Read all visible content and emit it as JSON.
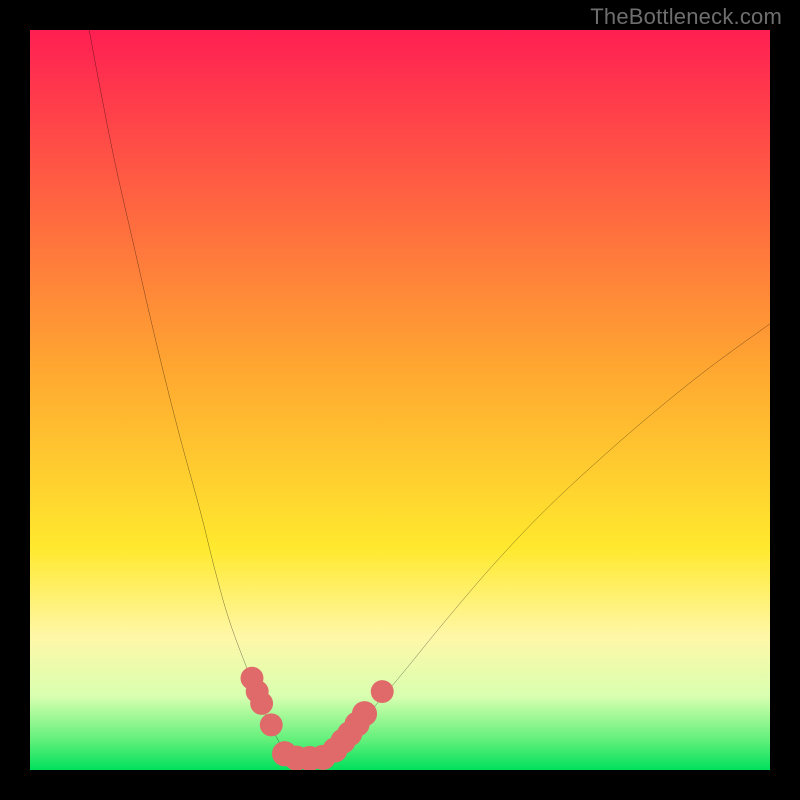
{
  "watermark": "TheBottleneck.com",
  "chart_data": {
    "type": "line",
    "title": "",
    "xlabel": "",
    "ylabel": "",
    "xlim": [
      0,
      100
    ],
    "ylim": [
      0,
      100
    ],
    "background_gradient_stops": [
      {
        "offset": 0.0,
        "color": "#ff1f52"
      },
      {
        "offset": 0.45,
        "color": "#ffa531"
      },
      {
        "offset": 0.7,
        "color": "#ffe92e"
      },
      {
        "offset": 0.82,
        "color": "#fff7a8"
      },
      {
        "offset": 0.9,
        "color": "#d9ffb0"
      },
      {
        "offset": 0.96,
        "color": "#60f07a"
      },
      {
        "offset": 1.0,
        "color": "#00e05c"
      }
    ],
    "series": [
      {
        "name": "left-branch",
        "x": [
          8,
          9.5,
          11.5,
          14,
          17,
          20,
          23,
          25,
          27,
          29.8,
          32,
          33.7,
          34.5,
          35
        ],
        "values": [
          100,
          92,
          82,
          71,
          58,
          46,
          35,
          27,
          20,
          12.5,
          7,
          3.7,
          2.2,
          1.6
        ]
      },
      {
        "name": "right-branch",
        "x": [
          40,
          41.3,
          43.4,
          46.5,
          50.7,
          56,
          62.5,
          69.5,
          77,
          84.5,
          92,
          100
        ],
        "values": [
          1.7,
          2.8,
          5,
          8.5,
          13.5,
          20,
          27.6,
          35,
          42,
          48.5,
          54.5,
          60.3
        ]
      }
    ],
    "markers": [
      {
        "x": 30.0,
        "y": 12.4,
        "r": 1.55
      },
      {
        "x": 30.7,
        "y": 10.6,
        "r": 1.55
      },
      {
        "x": 31.3,
        "y": 9.0,
        "r": 1.55
      },
      {
        "x": 32.6,
        "y": 6.1,
        "r": 1.55
      },
      {
        "x": 34.4,
        "y": 2.2,
        "r": 1.7
      },
      {
        "x": 36.0,
        "y": 1.6,
        "r": 1.7
      },
      {
        "x": 37.8,
        "y": 1.55,
        "r": 1.7
      },
      {
        "x": 39.6,
        "y": 1.7,
        "r": 1.7
      },
      {
        "x": 41.2,
        "y": 2.7,
        "r": 1.7
      },
      {
        "x": 42.3,
        "y": 3.9,
        "r": 1.7
      },
      {
        "x": 43.2,
        "y": 4.9,
        "r": 1.7
      },
      {
        "x": 44.2,
        "y": 6.2,
        "r": 1.7
      },
      {
        "x": 45.2,
        "y": 7.6,
        "r": 1.7
      },
      {
        "x": 47.6,
        "y": 10.6,
        "r": 1.55
      }
    ],
    "marker_color": "#e06a6a",
    "curve_color": "#000000",
    "curve_width": 2.0
  }
}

* Task description: Reproduce the entries above word for word. Pictures stay out.

* Task solution:
Read all visible content and emit it as JSON.
{
  "watermark": "TheBottleneck.com",
  "chart_data": {
    "type": "line",
    "title": "",
    "xlabel": "",
    "ylabel": "",
    "xlim": [
      0,
      100
    ],
    "ylim": [
      0,
      100
    ],
    "background_gradient_stops": [
      {
        "offset": 0.0,
        "color": "#ff1f52"
      },
      {
        "offset": 0.45,
        "color": "#ffa531"
      },
      {
        "offset": 0.7,
        "color": "#ffe92e"
      },
      {
        "offset": 0.82,
        "color": "#fff7a8"
      },
      {
        "offset": 0.9,
        "color": "#d9ffb0"
      },
      {
        "offset": 0.96,
        "color": "#60f07a"
      },
      {
        "offset": 1.0,
        "color": "#00e05c"
      }
    ],
    "series": [
      {
        "name": "left-branch",
        "x": [
          8,
          9.5,
          11.5,
          14,
          17,
          20,
          23,
          25,
          27,
          29.8,
          32,
          33.7,
          34.5,
          35
        ],
        "values": [
          100,
          92,
          82,
          71,
          58,
          46,
          35,
          27,
          20,
          12.5,
          7,
          3.7,
          2.2,
          1.6
        ]
      },
      {
        "name": "right-branch",
        "x": [
          40,
          41.3,
          43.4,
          46.5,
          50.7,
          56,
          62.5,
          69.5,
          77,
          84.5,
          92,
          100
        ],
        "values": [
          1.7,
          2.8,
          5,
          8.5,
          13.5,
          20,
          27.6,
          35,
          42,
          48.5,
          54.5,
          60.3
        ]
      }
    ],
    "markers": [
      {
        "x": 30.0,
        "y": 12.4,
        "r": 1.55
      },
      {
        "x": 30.7,
        "y": 10.6,
        "r": 1.55
      },
      {
        "x": 31.3,
        "y": 9.0,
        "r": 1.55
      },
      {
        "x": 32.6,
        "y": 6.1,
        "r": 1.55
      },
      {
        "x": 34.4,
        "y": 2.2,
        "r": 1.7
      },
      {
        "x": 36.0,
        "y": 1.6,
        "r": 1.7
      },
      {
        "x": 37.8,
        "y": 1.55,
        "r": 1.7
      },
      {
        "x": 39.6,
        "y": 1.7,
        "r": 1.7
      },
      {
        "x": 41.2,
        "y": 2.7,
        "r": 1.7
      },
      {
        "x": 42.3,
        "y": 3.9,
        "r": 1.7
      },
      {
        "x": 43.2,
        "y": 4.9,
        "r": 1.7
      },
      {
        "x": 44.2,
        "y": 6.2,
        "r": 1.7
      },
      {
        "x": 45.2,
        "y": 7.6,
        "r": 1.7
      },
      {
        "x": 47.6,
        "y": 10.6,
        "r": 1.55
      }
    ],
    "marker_color": "#e06a6a",
    "curve_color": "#000000",
    "curve_width": 2.0
  }
}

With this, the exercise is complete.